*Problem to solve:*
Wherever a line holds the string "name", copy that line.

-- begin --

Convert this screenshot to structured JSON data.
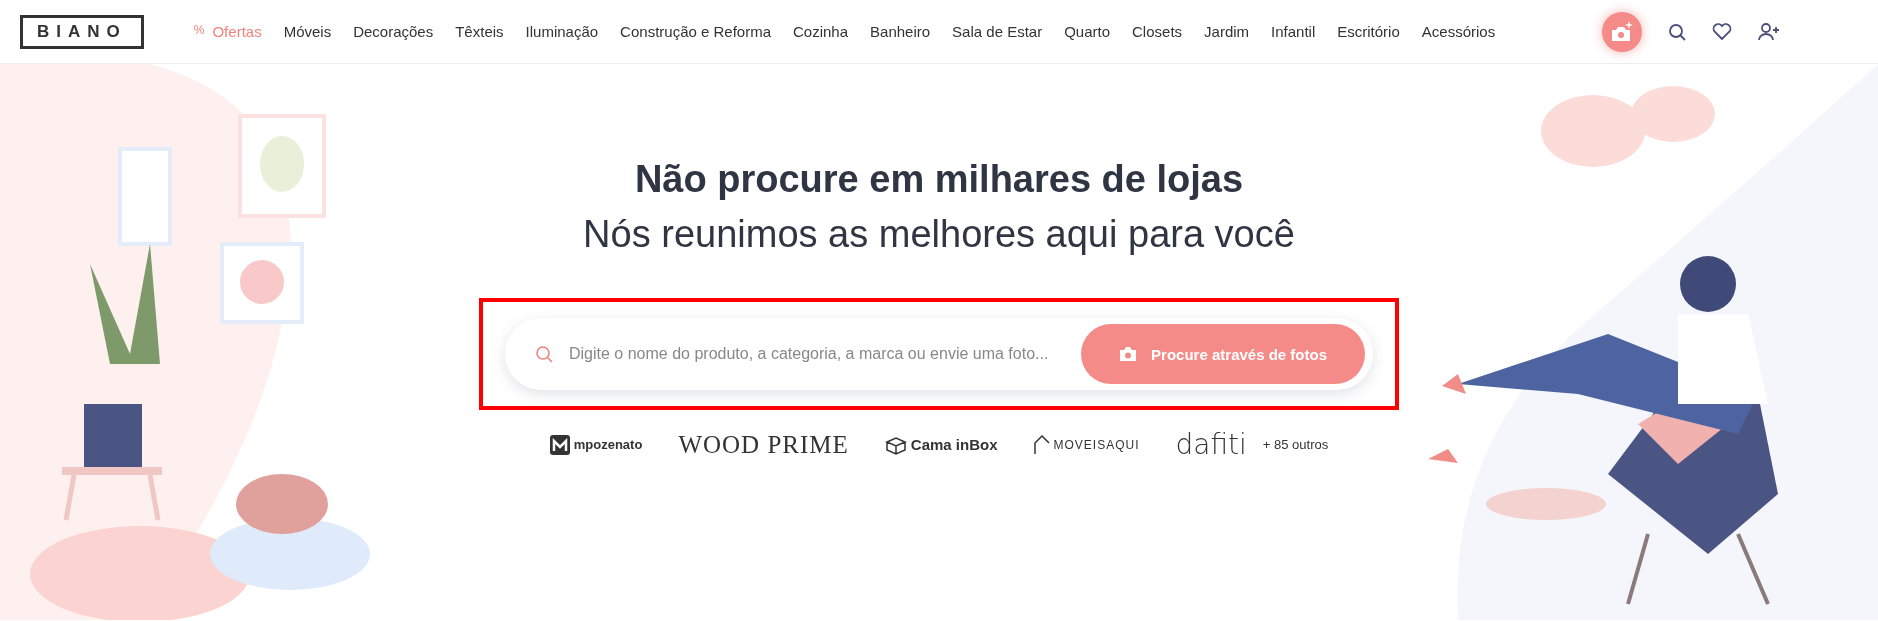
{
  "header": {
    "logo": "BIANO",
    "nav": [
      {
        "label": "Ofertas",
        "kind": "deal",
        "icon": "%"
      },
      {
        "label": "Móveis",
        "kind": "link"
      },
      {
        "label": "Decorações",
        "kind": "link"
      },
      {
        "label": "Têxteis",
        "kind": "link"
      },
      {
        "label": "Iluminação",
        "kind": "link"
      },
      {
        "label": "Construção e Reforma",
        "kind": "link"
      },
      {
        "label": "Cozinha",
        "kind": "link"
      },
      {
        "label": "Banheiro",
        "kind": "link"
      },
      {
        "label": "Sala de Estar",
        "kind": "link"
      },
      {
        "label": "Quarto",
        "kind": "link"
      },
      {
        "label": "Closets",
        "kind": "link"
      },
      {
        "label": "Jardim",
        "kind": "link"
      },
      {
        "label": "Infantil",
        "kind": "link"
      },
      {
        "label": "Escritório",
        "kind": "link"
      },
      {
        "label": "Acessórios",
        "kind": "link"
      }
    ]
  },
  "hero": {
    "title": "Não procure em milhares de lojas",
    "subtitle": "Nós reunimos as melhores aqui para você",
    "search": {
      "placeholder": "Digite o nome do produto, a categoria, a marca ou envie uma foto...",
      "button": "Procure através de fotos",
      "highlighted": true
    },
    "brands": [
      {
        "name": "mpozenato",
        "kind": "mark"
      },
      {
        "name": "WOOD PRIME",
        "kind": "serif"
      },
      {
        "name": "Cama inBox",
        "kind": "box"
      },
      {
        "name": "MOVEISAQUI",
        "kind": "house"
      },
      {
        "name": "dafiti",
        "kind": "light"
      }
    ],
    "more": "+ 85 outros"
  }
}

-- end --

*Solution for this problem:*
        "name": "mpozenato",
        "name": "WOOD PRIME",
        "name": "Cama inBox",
        "name": "MOVEISAQUI",
        "name": "dafiti",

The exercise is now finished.